Extracted data entries:
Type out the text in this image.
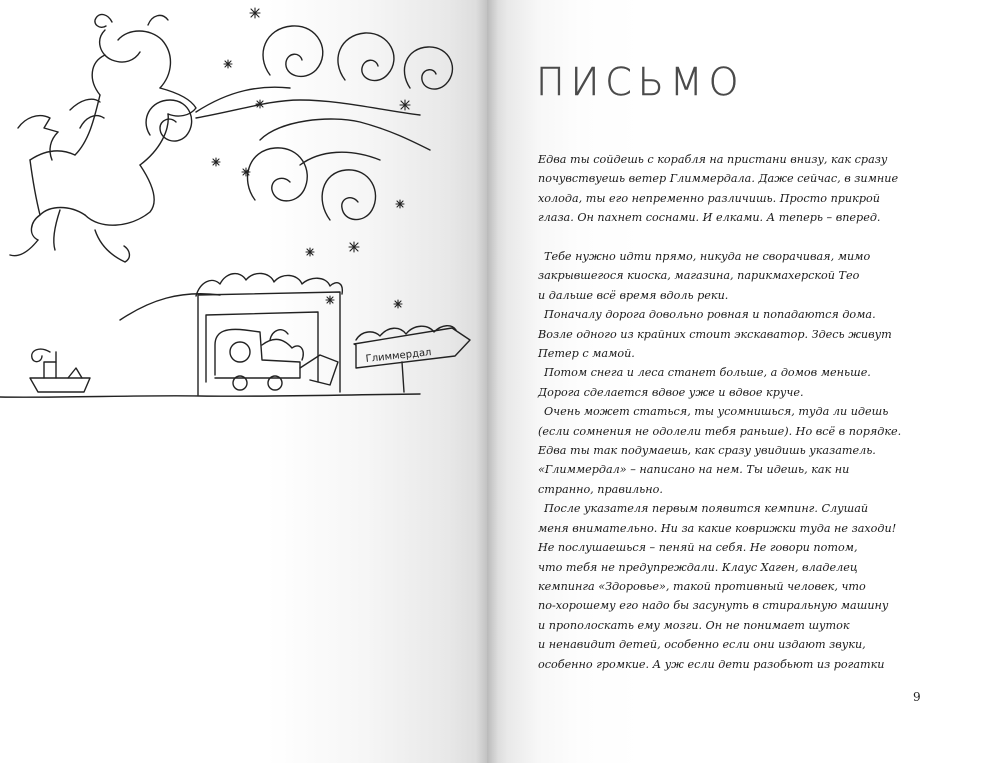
Глиммердал
ПИСЬМО
Едва ты сойдешь с корабля на пристани внизу, как сразу
почувствуешь ветер Глиммердала. Даже сейчас, в зимние
холода, ты его непременно различишь. Просто прикрой
глаза. Он пахнет соснами. И елками. А теперь – вперед.
Тебе нужно идти прямо, никуда не сворачивая, мимо
закрывшегося киоска, магазина, парикмахерской Тео
и дальше всё время вдоль реки.
Поначалу дорога довольно ровная и попадаются дома.
Возле одного из крайних стоит экскаватор. Здесь живут
Петер с мамой.
Потом снега и леса станет больше, а домов меньше.
Дорога сделается вдвое уже и вдвое круче.
Очень может статься, ты усомнишься, туда ли идешь
(если сомнения не одолели тебя раньше). Но всё в порядке.
Едва ты так подумаешь, как сразу увидишь указатель.
«Глиммердал» – написано на нем. Ты идешь, как ни
странно, правильно.
После указателя первым появится кемпинг. Слушай
меня внимательно. Ни за какие коврижки туда не заходи!
Не послушаешься – пеняй на себя. Не говори потом,
что тебя не предупреждали. Клаус Хаген, владелец
кемпинга «Здоровье», такой противный человек, что
по-хорошему его надо бы засунуть в стиральную машину
и прополоскать ему мозги. Он не понимает шуток
и ненавидит детей, особенно если они издают звуки,
особенно громкие. А уж если дети разобьют из рогатки
9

### Set task
Repeat the material exactly as it reads, without any of its pictures.

### Exercise solution
Type out the text in this image.
Глиммердал
ПИСЬМО
Едва ты сойдешь с корабля на пристани внизу, как сразу
почувствуешь ветер Глиммердала. Даже сейчас, в зимние
холода, ты его непременно различишь. Просто прикрой
глаза. Он пахнет соснами. И елками. А теперь – вперед.
Тебе нужно идти прямо, никуда не сворачивая, мимо
закрывшегося киоска, магазина, парикмахерской Тео
и дальше всё время вдоль реки.
Поначалу дорога довольно ровная и попадаются дома.
Возле одного из крайних стоит экскаватор. Здесь живут
Петер с мамой.
Потом снега и леса станет больше, а домов меньше.
Дорога сделается вдвое уже и вдвое круче.
Очень может статься, ты усомнишься, туда ли идешь
(если сомнения не одолели тебя раньше). Но всё в порядке.
Едва ты так подумаешь, как сразу увидишь указатель.
«Глиммердал» – написано на нем. Ты идешь, как ни
странно, правильно.
После указателя первым появится кемпинг. Слушай
меня внимательно. Ни за какие коврижки туда не заходи!
Не послушаешься – пеняй на себя. Не говори потом,
что тебя не предупреждали. Клаус Хаген, владелец
кемпинга «Здоровье», такой противный человек, что
по-хорошему его надо бы засунуть в стиральную машину
и прополоскать ему мозги. Он не понимает шуток
и ненавидит детей, особенно если они издают звуки,
особенно громкие. А уж если дети разобьют из рогатки
9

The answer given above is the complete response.